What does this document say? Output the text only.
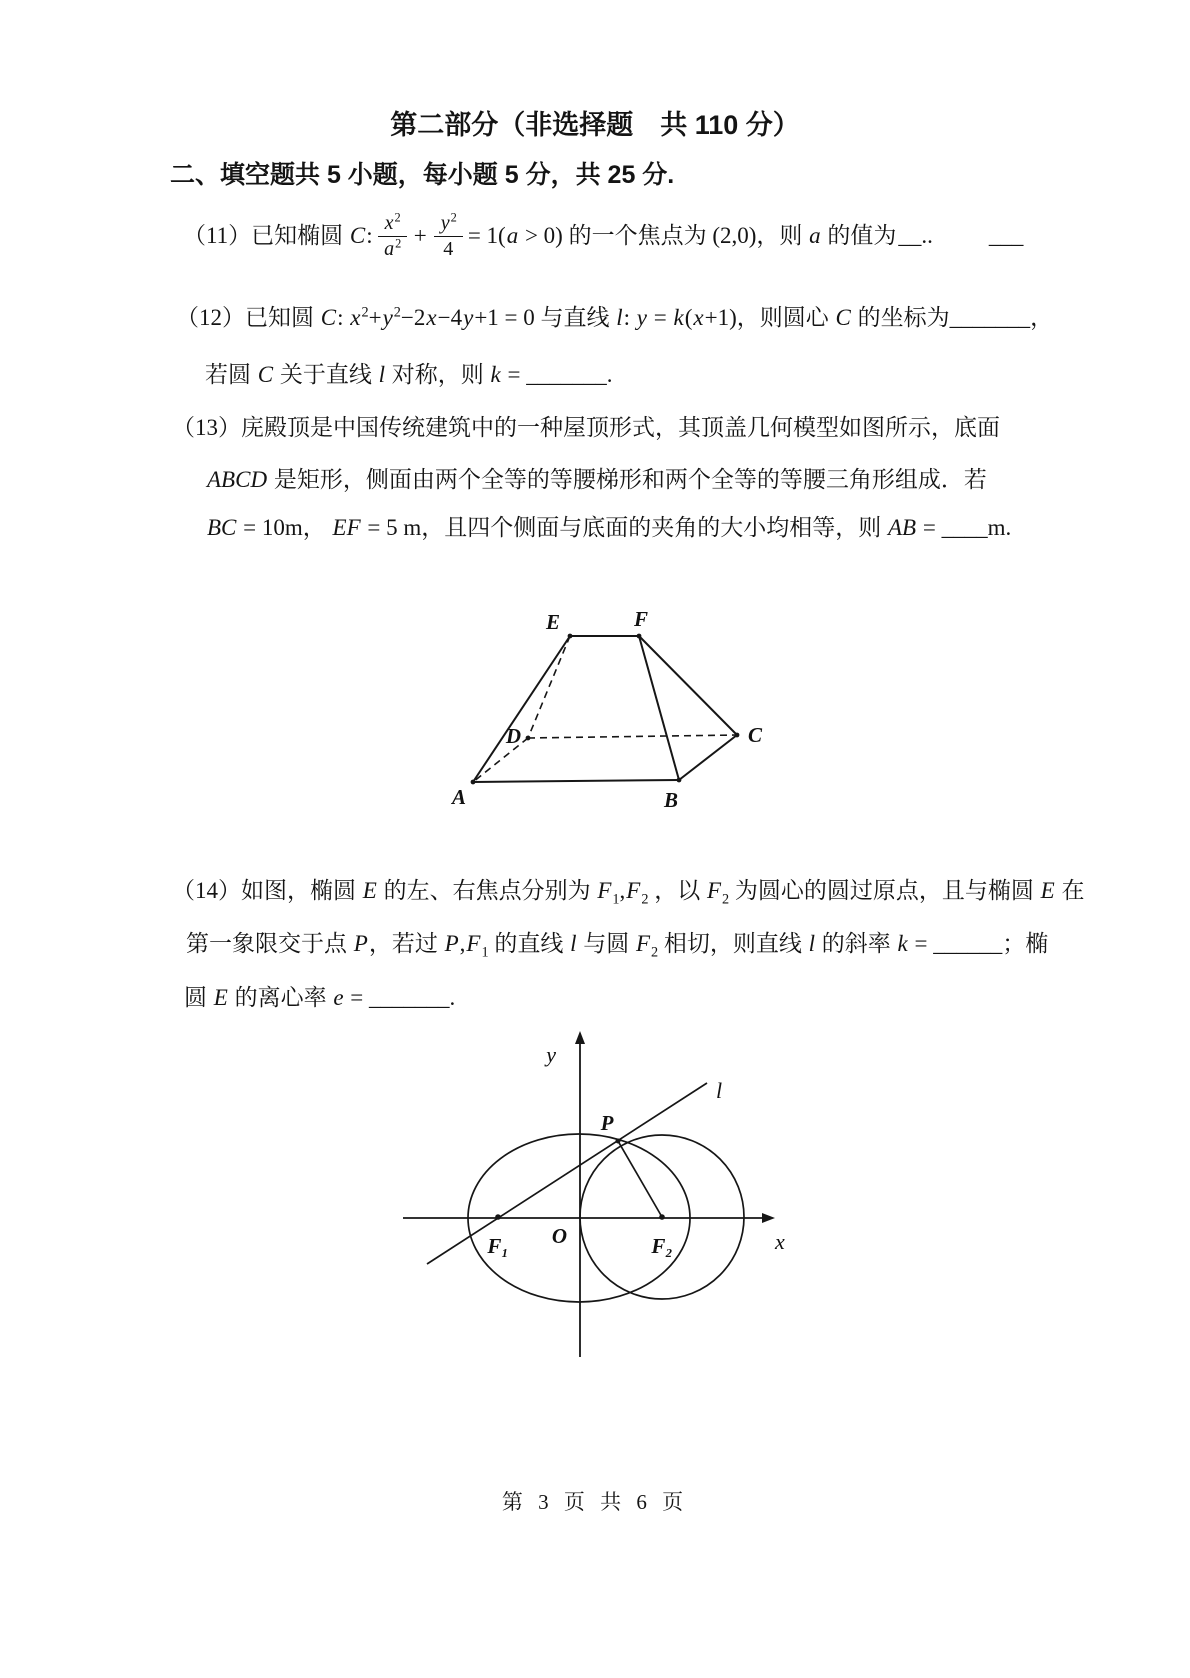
第二部分（非选择题　共 110 分）
二、填空题共 5 小题，每小题 5 分，共 25 分.
（11）已知椭圆 C: $\frac{x^2}{a^2} + \frac{y^2}{4} = 1(a > 0)$ 的一个焦点为 (2,0)，则 a 的值为 __.. ___
（12）已知圆 C: $x^2+y^2-2x-4y+1 = 0$ 与直线 l: y = k(x+1)，则圆心 C 的坐标为_______，
若圆 C 关于直线 l 对称，则 k = _______.
（13）庑殿顶是中国传统建筑中的一种屋顶形式，其顶盖几何模型如图所示，底面
ABCD 是矩形，侧面由两个全等的等腰梯形和两个全等的等腰三角形组成．若
BC = 10m， EF = 5 m，且四个侧面与底面的夹角的大小均相等，则 AB = ____m.
E	F
D	C
A	B
（14）如图，椭圆 E 的左、右焦点分别为 $F_1,F_2$ ，以 $F_2$ 为圆心的圆过原点，且与椭圆 E 在
第一象限交于点 P，若过 $P,F_1$ 的直线 l 与圆 $F_2$ 相切，则直线 l 的斜率 k = ______；椭
圆 E 的离心率 e = _______.
y
x
O
F₁	F₂
P
l
第 3 页 共 6 页
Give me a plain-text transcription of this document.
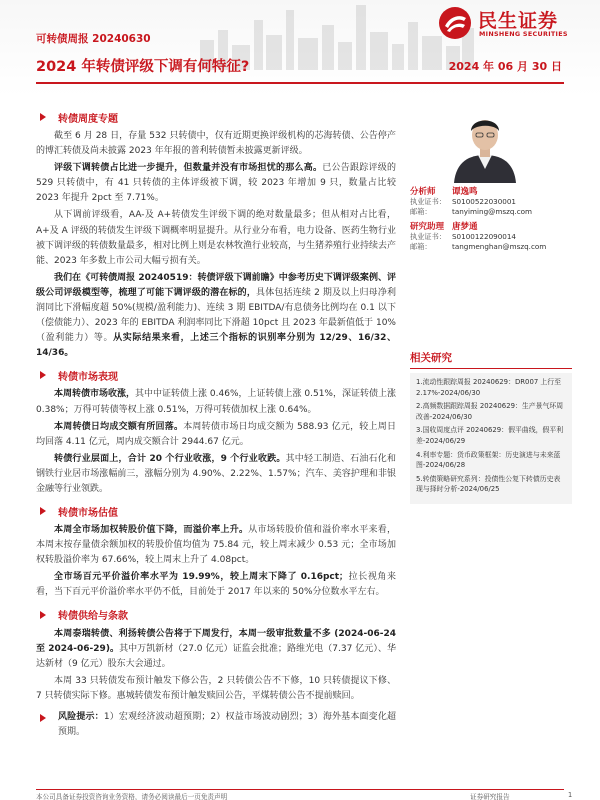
民生证券
MINSHENG SECURITIES
可转债周报 20240630
2024 年转债评级下调有何特征?	2024 年 06 月 30 日
转债周度专题

截至 6 月 28 日，存量 532 只转债中，仅有近期更换评级机构的芯海转债、公告停产的博汇转债及尚未披露 2023 年年报的普利转债暂未披露更新评级。

评级下调转债占比进一步提升，但数量并没有市场担忧的那么高。已公告跟踪评级的 529 只转债中，有 41 只转债的主体评级被下调，较 2023 年增加 9 只，数量占比较 2023 年提升 2pct 至 7.71%。

从下调前评级看，AA-及 A+转债发生评级下调的绝对数量最多；但从相对占比看，A+及 A 评级的转债发生评级下调概率明显提升。从行业分布看，电力设备、医药生物行业被下调评级的转债数量最多，相对比例上则是农林牧渔行业较高，与生猪养殖行业持续去产能、2023 年多数上市公司大幅亏损有关。

我们在《可转债周报 20240519：转债评级下调前瞻》中参考历史下调评级案例、评级公司评级模型等，梳理了可能下调评级的潜在标的，具体包括连续 2 期及以上归母净利润同比下滑幅度超 50%(规模/盈利能力)、连续 3 期 EBITDA/有息债务比例均在 0.1 以下（偿债能力）、2023 年的 EBITDA 利润率同比下滑超 10pct 且 2023 年最新值低于 10%（盈利能力）等。从实际结果来看，上述三个指标的识别率分别为 12/29、16/32、14/36。

转债市场表现

本周转债市场收涨，其中中证转债上涨 0.46%，上证转债上涨 0.51%，深证转债上涨 0.38%；万得可转债等权上涨 0.51%，万得可转债加权上涨 0.64%。

本周转债日均成交额有所回落。本周转债市场日均成交额为 588.93 亿元，较上周日均回落 4.11 亿元，周内成交额合计 2944.67 亿元。

转债行业层面上，合计 20 个行业收涨，9 个行业收跌。其中轻工制造、石油石化和钢铁行业居市场涨幅前三，涨幅分别为 4.90%、2.22%、1.57%；汽车、美容护理和非银金融等行业领跌。

转债市场估值

本周全市场加权转股价值下降，而溢价率上升。从市场转股价值和溢价率水平来看，本周末按存量债余额加权的转股价值均值为 75.84 元，较上周末减少 0.53 元；全市场加权转股溢价率为 67.66%，较上周末上升了 4.08pct。

全市场百元平价溢价率水平为 19.99%，较上周末下降了 0.16pct；拉长视角来看，当下百元平价溢价率水平仍不低，目前处于 2017 年以来的 50%分位数水平左右。

转债供给与条款

本周泰瑞转债、利扬转债公告将于下周发行，本周一级审批数量不多 (2024-06-24 至 2024-06-29)。其中万凯新材（27.0 亿元）证监会批准；路维光电（7.37 亿元）、华达新材（9 亿元）股东大会通过。

本周 33 只转债发布预计触发下修公告，2 只转债公告不下修，10 只转债提议下修、7 只转债实际下修。惠城转债发布预计触发赎回公告，平煤转债公告不提前赎回。

风险提示：1）宏观经济波动超预期；2）权益市场波动剧烈；3）海外基本面变化超预期。

分析师	谭逸鸣
执业证书： S0100522030001
邮箱：	tanyiming@mszq.com
研究助理 唐梦通
执业证书： S0100122090014
邮箱：	tangmenghan@mszq.com
相关研究
1.流动性跟踪周报 20240629：DR007 上行至 2.17%-2024/06/30
2.高频数据跟踪周报 20240629：生产景气环周改善-2024/06/30
3.国收周度点评 20240629：假平曲线，假平利差-2024/06/29
4.利率专题：货币政策框架：历史演进与未来蓝图-2024/06/28
5.转债策略研究系列：投债性公复下转债历史表现与择时分析-2024/06/25
本公司具备证券投资咨询业务资格，请务必阅读最后一页免责声明	证券研究报告	1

------------

Exercise directions: Repeat each entry precisely as it appears. Leave the pictures out.

Problem solution:
What does this document say? Output the text only.
第二部分（非选择题　共 110 分）
二、填空题共 5 小题，每小题 5 分，共 25 分.
（11）已知椭圆 C: $\frac{x^2}{a^2} + \frac{y^2}{4} = 1(a > 0)$ 的一个焦点为 (2,0)，则 a 的值为 __.. ___
（12）已知圆 C: $x^2+y^2-2x-4y+1 = 0$ 与直线 l: y = k(x+1)，则圆心 C 的坐标为_______，
若圆 C 关于直线 l 对称，则 k = _______.
（13）庑殿顶是中国传统建筑中的一种屋顶形式，其顶盖几何模型如图所示，底面
ABCD 是矩形，侧面由两个全等的等腰梯形和两个全等的等腰三角形组成．若
BC = 10m， EF = 5 m，且四个侧面与底面的夹角的大小均相等，则 AB = ____m.
E	F
D	C
A	B
（14）如图，椭圆 E 的左、右焦点分别为 $F_1,F_2$ ，以 $F_2$ 为圆心的圆过原点，且与椭圆 E 在
第一象限交于点 P，若过 $P,F_1$ 的直线 l 与圆 $F_2$ 相切，则直线 l 的斜率 k = ______；椭
圆 E 的离心率 e = _______.
y
x
O
F₁	F₂
P
l
第 3 页 共 6 页
Give me a plain-text transcription of this document.
民生证券
MINSHENG SECURITIES
可转债周报 20240630
2024 年转债评级下调有何特征?	2024 年 06 月 30 日
转债周度专题

截至 6 月 28 日，存量 532 只转债中，仅有近期更换评级机构的芯海转债、公告停产的博汇转债及尚未披露 2023 年年报的普利转债暂未披露更新评级。

评级下调转债占比进一步提升，但数量并没有市场担忧的那么高。已公告跟踪评级的 529 只转债中，有 41 只转债的主体评级被下调，较 2023 年增加 9 只，数量占比较 2023 年提升 2pct 至 7.71%。

从下调前评级看，AA-及 A+转债发生评级下调的绝对数量最多；但从相对占比看，A+及 A 评级的转债发生评级下调概率明显提升。从行业分布看，电力设备、医药生物行业被下调评级的转债数量最多，相对比例上则是农林牧渔行业较高，与生猪养殖行业持续去产能、2023 年多数上市公司大幅亏损有关。

我们在《可转债周报 20240519：转债评级下调前瞻》中参考历史下调评级案例、评级公司评级模型等，梳理了可能下调评级的潜在标的，具体包括连续 2 期及以上归母净利润同比下滑幅度超 50%(规模/盈利能力)、连续 3 期 EBITDA/有息债务比例均在 0.1 以下（偿债能力）、2023 年的 EBITDA 利润率同比下滑超 10pct 且 2023 年最新值低于 10%（盈利能力）等。从实际结果来看，上述三个指标的识别率分别为 12/29、16/32、14/36。

转债市场表现

本周转债市场收涨，其中中证转债上涨 0.46%，上证转债上涨 0.51%，深证转债上涨 0.38%；万得可转债等权上涨 0.51%，万得可转债加权上涨 0.64%。

本周转债日均成交额有所回落。本周转债市场日均成交额为 588.93 亿元，较上周日均回落 4.11 亿元，周内成交额合计 2944.67 亿元。

转债行业层面上，合计 20 个行业收涨，9 个行业收跌。其中轻工制造、石油石化和钢铁行业居市场涨幅前三，涨幅分别为 4.90%、2.22%、1.57%；汽车、美容护理和非银金融等行业领跌。

转债市场估值

本周全市场加权转股价值下降，而溢价率上升。从市场转股价值和溢价率水平来看，本周末按存量债余额加权的转股价值均值为 75.84 元，较上周末减少 0.53 元；全市场加权转股溢价率为 67.66%，较上周末上升了 4.08pct。

全市场百元平价溢价率水平为 19.99%，较上周末下降了 0.16pct；拉长视角来看，当下百元平价溢价率水平仍不低，目前处于 2017 年以来的 50%分位数水平左右。

转债供给与条款

本周泰瑞转债、利扬转债公告将于下周发行，本周一级审批数量不多 (2024-06-24 至 2024-06-29)。其中万凯新材（27.0 亿元）证监会批准；路维光电（7.37 亿元）、华达新材（9 亿元）股东大会通过。

本周 33 只转债发布预计触发下修公告，2 只转债公告不下修，10 只转债提议下修、7 只转债实际下修。惠城转债发布预计触发赎回公告，平煤转债公告不提前赎回。

风险提示：1）宏观经济波动超预期；2）权益市场波动剧烈；3）海外基本面变化超预期。

分析师	谭逸鸣
执业证书： S0100522030001
邮箱：	tanyiming@mszq.com
研究助理 唐梦通
执业证书： S0100122090014
邮箱：	tangmenghan@mszq.com
相关研究
1.流动性跟踪周报 20240629：DR007 上行至 2.17%-2024/06/30
2.高频数据跟踪周报 20240629：生产景气环周改善-2024/06/30
3.国收周度点评 20240629：假平曲线，假平利差-2024/06/29
4.利率专题：货币政策框架：历史演进与未来蓝图-2024/06/28
5.转债策略研究系列：投债性公复下转债历史表现与择时分析-2024/06/25
本公司具备证券投资咨询业务资格，请务必阅读最后一页免责声明	证券研究报告	1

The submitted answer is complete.